(Dataset rows about figures)
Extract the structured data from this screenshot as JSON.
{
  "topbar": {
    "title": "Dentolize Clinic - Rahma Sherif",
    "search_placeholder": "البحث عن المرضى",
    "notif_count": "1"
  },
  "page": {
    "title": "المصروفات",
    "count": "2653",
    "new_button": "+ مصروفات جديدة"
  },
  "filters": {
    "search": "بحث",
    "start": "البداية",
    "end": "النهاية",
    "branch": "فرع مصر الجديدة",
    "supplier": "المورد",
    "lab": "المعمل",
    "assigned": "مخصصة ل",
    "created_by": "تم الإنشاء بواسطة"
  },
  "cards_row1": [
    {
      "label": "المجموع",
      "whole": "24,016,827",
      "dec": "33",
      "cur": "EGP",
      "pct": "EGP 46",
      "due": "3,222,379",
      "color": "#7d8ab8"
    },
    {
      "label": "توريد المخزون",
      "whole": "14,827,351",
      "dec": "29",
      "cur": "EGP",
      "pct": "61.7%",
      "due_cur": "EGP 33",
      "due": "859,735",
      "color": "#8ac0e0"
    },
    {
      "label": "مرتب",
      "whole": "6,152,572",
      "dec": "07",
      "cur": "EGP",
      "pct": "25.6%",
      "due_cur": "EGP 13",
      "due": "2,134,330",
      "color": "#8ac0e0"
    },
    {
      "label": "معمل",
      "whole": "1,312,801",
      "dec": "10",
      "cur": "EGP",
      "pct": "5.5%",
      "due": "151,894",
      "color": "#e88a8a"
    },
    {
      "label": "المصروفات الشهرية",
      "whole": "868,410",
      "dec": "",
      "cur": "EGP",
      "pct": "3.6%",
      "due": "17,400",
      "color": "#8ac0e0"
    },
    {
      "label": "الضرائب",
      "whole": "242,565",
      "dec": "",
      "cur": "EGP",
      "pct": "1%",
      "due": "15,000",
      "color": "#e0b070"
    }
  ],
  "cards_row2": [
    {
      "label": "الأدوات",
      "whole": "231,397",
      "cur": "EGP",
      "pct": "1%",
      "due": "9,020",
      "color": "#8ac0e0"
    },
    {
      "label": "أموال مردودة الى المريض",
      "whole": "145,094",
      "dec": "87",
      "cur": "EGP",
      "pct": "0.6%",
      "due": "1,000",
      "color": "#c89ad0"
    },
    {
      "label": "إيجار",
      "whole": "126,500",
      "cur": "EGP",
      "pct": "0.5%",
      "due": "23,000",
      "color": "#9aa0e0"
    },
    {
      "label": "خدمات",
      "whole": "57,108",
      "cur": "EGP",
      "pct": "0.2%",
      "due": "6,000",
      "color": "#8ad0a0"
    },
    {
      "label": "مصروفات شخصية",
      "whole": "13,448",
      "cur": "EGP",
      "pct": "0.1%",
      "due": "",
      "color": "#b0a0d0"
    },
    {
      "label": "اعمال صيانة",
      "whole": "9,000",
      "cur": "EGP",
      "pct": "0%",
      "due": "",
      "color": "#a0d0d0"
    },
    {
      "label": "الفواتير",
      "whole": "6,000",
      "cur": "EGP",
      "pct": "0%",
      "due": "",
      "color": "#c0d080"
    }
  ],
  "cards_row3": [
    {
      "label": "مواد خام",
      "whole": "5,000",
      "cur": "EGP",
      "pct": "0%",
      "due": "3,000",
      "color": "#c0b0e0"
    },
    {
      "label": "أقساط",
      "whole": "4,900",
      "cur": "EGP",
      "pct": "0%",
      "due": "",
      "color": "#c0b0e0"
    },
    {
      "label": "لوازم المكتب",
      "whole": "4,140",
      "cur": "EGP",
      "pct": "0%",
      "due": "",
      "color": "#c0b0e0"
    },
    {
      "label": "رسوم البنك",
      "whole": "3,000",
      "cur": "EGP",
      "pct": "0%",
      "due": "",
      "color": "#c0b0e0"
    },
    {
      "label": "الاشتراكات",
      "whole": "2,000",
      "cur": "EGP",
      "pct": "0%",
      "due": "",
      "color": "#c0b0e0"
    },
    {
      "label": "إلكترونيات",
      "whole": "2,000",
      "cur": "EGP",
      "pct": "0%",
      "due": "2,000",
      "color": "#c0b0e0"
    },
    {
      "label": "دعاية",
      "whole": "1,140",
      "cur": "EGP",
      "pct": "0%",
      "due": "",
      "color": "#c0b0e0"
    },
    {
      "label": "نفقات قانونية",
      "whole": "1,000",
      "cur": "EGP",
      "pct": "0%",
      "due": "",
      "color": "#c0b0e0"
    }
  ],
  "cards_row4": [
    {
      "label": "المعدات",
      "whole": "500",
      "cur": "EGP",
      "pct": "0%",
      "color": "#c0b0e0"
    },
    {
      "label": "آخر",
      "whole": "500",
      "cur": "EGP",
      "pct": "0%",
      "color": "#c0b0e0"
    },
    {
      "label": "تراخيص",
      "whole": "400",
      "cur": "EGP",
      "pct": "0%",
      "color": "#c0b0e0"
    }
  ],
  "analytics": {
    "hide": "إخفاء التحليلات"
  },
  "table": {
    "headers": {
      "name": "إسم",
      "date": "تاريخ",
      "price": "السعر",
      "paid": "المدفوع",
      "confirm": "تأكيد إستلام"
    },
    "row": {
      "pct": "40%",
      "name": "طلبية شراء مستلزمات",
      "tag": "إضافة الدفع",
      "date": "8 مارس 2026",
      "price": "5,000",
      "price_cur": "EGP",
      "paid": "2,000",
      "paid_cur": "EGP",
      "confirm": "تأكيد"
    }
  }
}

§ **Direction**
Write out all the data again, exactly as it appears.

§ **Expected answer**
Extract the structured data from this screenshot as JSON.
{
  "topbar": {
    "title": "Dentolize Clinic - Rahma Sherif",
    "search_placeholder": "البحث عن المرضى",
    "notif_count": "1"
  },
  "page": {
    "title": "المصروفات",
    "count": "2653",
    "new_button": "+ مصروفات جديدة"
  },
  "filters": {
    "search": "بحث",
    "start": "البداية",
    "end": "النهاية",
    "branch": "فرع مصر الجديدة",
    "supplier": "المورد",
    "lab": "المعمل",
    "assigned": "مخصصة ل",
    "created_by": "تم الإنشاء بواسطة"
  },
  "cards_row1": [
    {
      "label": "المجموع",
      "whole": "24,016,827",
      "dec": "33",
      "cur": "EGP",
      "pct": "EGP 46",
      "due": "3,222,379",
      "color": "#7d8ab8"
    },
    {
      "label": "توريد المخزون",
      "whole": "14,827,351",
      "dec": "29",
      "cur": "EGP",
      "pct": "61.7%",
      "due_cur": "EGP 33",
      "due": "859,735",
      "color": "#8ac0e0"
    },
    {
      "label": "مرتب",
      "whole": "6,152,572",
      "dec": "07",
      "cur": "EGP",
      "pct": "25.6%",
      "due_cur": "EGP 13",
      "due": "2,134,330",
      "color": "#8ac0e0"
    },
    {
      "label": "معمل",
      "whole": "1,312,801",
      "dec": "10",
      "cur": "EGP",
      "pct": "5.5%",
      "due": "151,894",
      "color": "#e88a8a"
    },
    {
      "label": "المصروفات الشهرية",
      "whole": "868,410",
      "dec": "",
      "cur": "EGP",
      "pct": "3.6%",
      "due": "17,400",
      "color": "#8ac0e0"
    },
    {
      "label": "الضرائب",
      "whole": "242,565",
      "dec": "",
      "cur": "EGP",
      "pct": "1%",
      "due": "15,000",
      "color": "#e0b070"
    }
  ],
  "cards_row2": [
    {
      "label": "الأدوات",
      "whole": "231,397",
      "cur": "EGP",
      "pct": "1%",
      "due": "9,020",
      "color": "#8ac0e0"
    },
    {
      "label": "أموال مردودة الى المريض",
      "whole": "145,094",
      "dec": "87",
      "cur": "EGP",
      "pct": "0.6%",
      "due": "1,000",
      "color": "#c89ad0"
    },
    {
      "label": "إيجار",
      "whole": "126,500",
      "cur": "EGP",
      "pct": "0.5%",
      "due": "23,000",
      "color": "#9aa0e0"
    },
    {
      "label": "خدمات",
      "whole": "57,108",
      "cur": "EGP",
      "pct": "0.2%",
      "due": "6,000",
      "color": "#8ad0a0"
    },
    {
      "label": "مصروفات شخصية",
      "whole": "13,448",
      "cur": "EGP",
      "pct": "0.1%",
      "due": "",
      "color": "#b0a0d0"
    },
    {
      "label": "اعمال صيانة",
      "whole": "9,000",
      "cur": "EGP",
      "pct": "0%",
      "due": "",
      "color": "#a0d0d0"
    },
    {
      "label": "الفواتير",
      "whole": "6,000",
      "cur": "EGP",
      "pct": "0%",
      "due": "",
      "color": "#c0d080"
    }
  ],
  "cards_row3": [
    {
      "label": "مواد خام",
      "whole": "5,000",
      "cur": "EGP",
      "pct": "0%",
      "due": "3,000",
      "color": "#c0b0e0"
    },
    {
      "label": "أقساط",
      "whole": "4,900",
      "cur": "EGP",
      "pct": "0%",
      "due": "",
      "color": "#c0b0e0"
    },
    {
      "label": "لوازم المكتب",
      "whole": "4,140",
      "cur": "EGP",
      "pct": "0%",
      "due": "",
      "color": "#c0b0e0"
    },
    {
      "label": "رسوم البنك",
      "whole": "3,000",
      "cur": "EGP",
      "pct": "0%",
      "due": "",
      "color": "#c0b0e0"
    },
    {
      "label": "الاشتراكات",
      "whole": "2,000",
      "cur": "EGP",
      "pct": "0%",
      "due": "",
      "color": "#c0b0e0"
    },
    {
      "label": "إلكترونيات",
      "whole": "2,000",
      "cur": "EGP",
      "pct": "0%",
      "due": "2,000",
      "color": "#c0b0e0"
    },
    {
      "label": "دعاية",
      "whole": "1,140",
      "cur": "EGP",
      "pct": "0%",
      "due": "",
      "color": "#c0b0e0"
    },
    {
      "label": "نفقات قانونية",
      "whole": "1,000",
      "cur": "EGP",
      "pct": "0%",
      "due": "",
      "color": "#c0b0e0"
    }
  ],
  "cards_row4": [
    {
      "label": "المعدات",
      "whole": "500",
      "cur": "EGP",
      "pct": "0%",
      "color": "#c0b0e0"
    },
    {
      "label": "آخر",
      "whole": "500",
      "cur": "EGP",
      "pct": "0%",
      "color": "#c0b0e0"
    },
    {
      "label": "تراخيص",
      "whole": "400",
      "cur": "EGP",
      "pct": "0%",
      "color": "#c0b0e0"
    }
  ],
  "analytics": {
    "hide": "إخفاء التحليلات"
  },
  "table": {
    "headers": {
      "name": "إسم",
      "date": "تاريخ",
      "price": "السعر",
      "paid": "المدفوع",
      "confirm": "تأكيد إستلام"
    },
    "row": {
      "pct": "40%",
      "name": "طلبية شراء مستلزمات",
      "tag": "إضافة الدفع",
      "date": "8 مارس 2026",
      "price": "5,000",
      "price_cur": "EGP",
      "paid": "2,000",
      "paid_cur": "EGP",
      "confirm": "تأكيد"
    }
  }
}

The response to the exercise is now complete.